* [TASK DETAILS]
Reproduce all the entries precisely.

[Items from a figure collection]

>>>

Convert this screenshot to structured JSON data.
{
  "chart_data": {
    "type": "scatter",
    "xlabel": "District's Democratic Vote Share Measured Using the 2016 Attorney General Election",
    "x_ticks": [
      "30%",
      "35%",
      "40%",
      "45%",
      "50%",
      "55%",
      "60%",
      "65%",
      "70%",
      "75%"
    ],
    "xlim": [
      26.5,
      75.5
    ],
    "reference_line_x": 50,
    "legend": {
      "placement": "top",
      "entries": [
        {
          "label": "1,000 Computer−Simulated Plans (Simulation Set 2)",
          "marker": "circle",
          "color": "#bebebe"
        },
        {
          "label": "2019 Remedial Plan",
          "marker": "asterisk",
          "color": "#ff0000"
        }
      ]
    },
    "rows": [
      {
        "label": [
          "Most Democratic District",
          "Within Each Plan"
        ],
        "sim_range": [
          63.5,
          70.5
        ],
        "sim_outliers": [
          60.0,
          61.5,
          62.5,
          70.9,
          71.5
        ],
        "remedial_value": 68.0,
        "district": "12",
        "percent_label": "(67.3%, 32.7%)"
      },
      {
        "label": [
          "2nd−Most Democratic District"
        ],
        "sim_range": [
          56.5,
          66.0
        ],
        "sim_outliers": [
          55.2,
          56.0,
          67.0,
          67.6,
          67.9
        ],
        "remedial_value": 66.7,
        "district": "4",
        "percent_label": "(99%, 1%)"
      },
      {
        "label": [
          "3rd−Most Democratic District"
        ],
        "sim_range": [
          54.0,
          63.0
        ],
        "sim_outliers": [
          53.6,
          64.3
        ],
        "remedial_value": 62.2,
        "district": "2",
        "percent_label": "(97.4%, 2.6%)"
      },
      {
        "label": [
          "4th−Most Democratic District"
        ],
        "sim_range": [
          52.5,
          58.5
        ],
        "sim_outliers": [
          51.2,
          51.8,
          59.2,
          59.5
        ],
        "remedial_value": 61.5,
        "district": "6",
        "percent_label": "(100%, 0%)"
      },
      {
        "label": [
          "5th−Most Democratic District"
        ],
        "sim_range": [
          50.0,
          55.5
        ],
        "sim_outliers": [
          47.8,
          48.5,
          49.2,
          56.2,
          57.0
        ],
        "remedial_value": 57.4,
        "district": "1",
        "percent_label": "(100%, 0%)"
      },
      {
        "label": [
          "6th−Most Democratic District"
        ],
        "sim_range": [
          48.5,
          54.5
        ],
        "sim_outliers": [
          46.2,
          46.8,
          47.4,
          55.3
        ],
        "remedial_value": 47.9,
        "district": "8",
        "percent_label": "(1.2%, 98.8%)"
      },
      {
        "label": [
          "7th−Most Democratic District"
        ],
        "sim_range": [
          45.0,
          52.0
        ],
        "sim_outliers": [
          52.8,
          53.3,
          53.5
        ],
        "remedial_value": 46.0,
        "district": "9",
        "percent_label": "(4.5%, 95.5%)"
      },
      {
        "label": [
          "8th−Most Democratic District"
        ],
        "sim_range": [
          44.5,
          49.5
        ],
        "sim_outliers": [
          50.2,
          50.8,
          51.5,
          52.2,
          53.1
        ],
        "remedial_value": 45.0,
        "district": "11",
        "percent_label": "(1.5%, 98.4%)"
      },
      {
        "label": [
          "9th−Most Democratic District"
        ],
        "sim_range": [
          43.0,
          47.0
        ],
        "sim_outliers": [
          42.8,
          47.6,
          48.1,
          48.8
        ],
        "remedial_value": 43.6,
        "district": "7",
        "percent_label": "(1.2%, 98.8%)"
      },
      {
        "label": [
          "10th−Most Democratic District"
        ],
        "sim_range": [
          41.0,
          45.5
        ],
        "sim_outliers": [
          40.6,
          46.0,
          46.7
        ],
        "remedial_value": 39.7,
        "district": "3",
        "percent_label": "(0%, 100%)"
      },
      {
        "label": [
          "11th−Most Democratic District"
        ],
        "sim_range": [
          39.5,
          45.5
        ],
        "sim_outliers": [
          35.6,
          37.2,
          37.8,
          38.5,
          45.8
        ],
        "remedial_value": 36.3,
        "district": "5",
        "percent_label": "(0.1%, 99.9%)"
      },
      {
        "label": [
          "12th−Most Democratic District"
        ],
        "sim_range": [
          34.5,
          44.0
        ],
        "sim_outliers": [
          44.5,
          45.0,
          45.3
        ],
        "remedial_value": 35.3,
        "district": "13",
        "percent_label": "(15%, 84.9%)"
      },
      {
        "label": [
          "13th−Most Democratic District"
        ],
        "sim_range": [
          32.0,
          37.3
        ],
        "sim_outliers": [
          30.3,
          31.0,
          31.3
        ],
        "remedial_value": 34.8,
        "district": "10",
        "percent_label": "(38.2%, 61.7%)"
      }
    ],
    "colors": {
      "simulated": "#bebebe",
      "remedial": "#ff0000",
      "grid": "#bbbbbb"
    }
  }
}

<<<

* [OUTPUT FOR THIS EXERCISE]
Convert this screenshot to structured JSON data.
{
  "chart_data": {
    "type": "scatter",
    "xlabel": "District's Democratic Vote Share Measured Using the 2016 Attorney General Election",
    "x_ticks": [
      "30%",
      "35%",
      "40%",
      "45%",
      "50%",
      "55%",
      "60%",
      "65%",
      "70%",
      "75%"
    ],
    "xlim": [
      26.5,
      75.5
    ],
    "reference_line_x": 50,
    "legend": {
      "placement": "top",
      "entries": [
        {
          "label": "1,000 Computer−Simulated Plans (Simulation Set 2)",
          "marker": "circle",
          "color": "#bebebe"
        },
        {
          "label": "2019 Remedial Plan",
          "marker": "asterisk",
          "color": "#ff0000"
        }
      ]
    },
    "rows": [
      {
        "label": [
          "Most Democratic District",
          "Within Each Plan"
        ],
        "sim_range": [
          63.5,
          70.5
        ],
        "sim_outliers": [
          60.0,
          61.5,
          62.5,
          70.9,
          71.5
        ],
        "remedial_value": 68.0,
        "district": "12",
        "percent_label": "(67.3%, 32.7%)"
      },
      {
        "label": [
          "2nd−Most Democratic District"
        ],
        "sim_range": [
          56.5,
          66.0
        ],
        "sim_outliers": [
          55.2,
          56.0,
          67.0,
          67.6,
          67.9
        ],
        "remedial_value": 66.7,
        "district": "4",
        "percent_label": "(99%, 1%)"
      },
      {
        "label": [
          "3rd−Most Democratic District"
        ],
        "sim_range": [
          54.0,
          63.0
        ],
        "sim_outliers": [
          53.6,
          64.3
        ],
        "remedial_value": 62.2,
        "district": "2",
        "percent_label": "(97.4%, 2.6%)"
      },
      {
        "label": [
          "4th−Most Democratic District"
        ],
        "sim_range": [
          52.5,
          58.5
        ],
        "sim_outliers": [
          51.2,
          51.8,
          59.2,
          59.5
        ],
        "remedial_value": 61.5,
        "district": "6",
        "percent_label": "(100%, 0%)"
      },
      {
        "label": [
          "5th−Most Democratic District"
        ],
        "sim_range": [
          50.0,
          55.5
        ],
        "sim_outliers": [
          47.8,
          48.5,
          49.2,
          56.2,
          57.0
        ],
        "remedial_value": 57.4,
        "district": "1",
        "percent_label": "(100%, 0%)"
      },
      {
        "label": [
          "6th−Most Democratic District"
        ],
        "sim_range": [
          48.5,
          54.5
        ],
        "sim_outliers": [
          46.2,
          46.8,
          47.4,
          55.3
        ],
        "remedial_value": 47.9,
        "district": "8",
        "percent_label": "(1.2%, 98.8%)"
      },
      {
        "label": [
          "7th−Most Democratic District"
        ],
        "sim_range": [
          45.0,
          52.0
        ],
        "sim_outliers": [
          52.8,
          53.3,
          53.5
        ],
        "remedial_value": 46.0,
        "district": "9",
        "percent_label": "(4.5%, 95.5%)"
      },
      {
        "label": [
          "8th−Most Democratic District"
        ],
        "sim_range": [
          44.5,
          49.5
        ],
        "sim_outliers": [
          50.2,
          50.8,
          51.5,
          52.2,
          53.1
        ],
        "remedial_value": 45.0,
        "district": "11",
        "percent_label": "(1.5%, 98.4%)"
      },
      {
        "label": [
          "9th−Most Democratic District"
        ],
        "sim_range": [
          43.0,
          47.0
        ],
        "sim_outliers": [
          42.8,
          47.6,
          48.1,
          48.8
        ],
        "remedial_value": 43.6,
        "district": "7",
        "percent_label": "(1.2%, 98.8%)"
      },
      {
        "label": [
          "10th−Most Democratic District"
        ],
        "sim_range": [
          41.0,
          45.5
        ],
        "sim_outliers": [
          40.6,
          46.0,
          46.7
        ],
        "remedial_value": 39.7,
        "district": "3",
        "percent_label": "(0%, 100%)"
      },
      {
        "label": [
          "11th−Most Democratic District"
        ],
        "sim_range": [
          39.5,
          45.5
        ],
        "sim_outliers": [
          35.6,
          37.2,
          37.8,
          38.5,
          45.8
        ],
        "remedial_value": 36.3,
        "district": "5",
        "percent_label": "(0.1%, 99.9%)"
      },
      {
        "label": [
          "12th−Most Democratic District"
        ],
        "sim_range": [
          34.5,
          44.0
        ],
        "sim_outliers": [
          44.5,
          45.0,
          45.3
        ],
        "remedial_value": 35.3,
        "district": "13",
        "percent_label": "(15%, 84.9%)"
      },
      {
        "label": [
          "13th−Most Democratic District"
        ],
        "sim_range": [
          32.0,
          37.3
        ],
        "sim_outliers": [
          30.3,
          31.0,
          31.3
        ],
        "remedial_value": 34.8,
        "district": "10",
        "percent_label": "(38.2%, 61.7%)"
      }
    ],
    "colors": {
      "simulated": "#bebebe",
      "remedial": "#ff0000",
      "grid": "#bbbbbb"
    }
  }
}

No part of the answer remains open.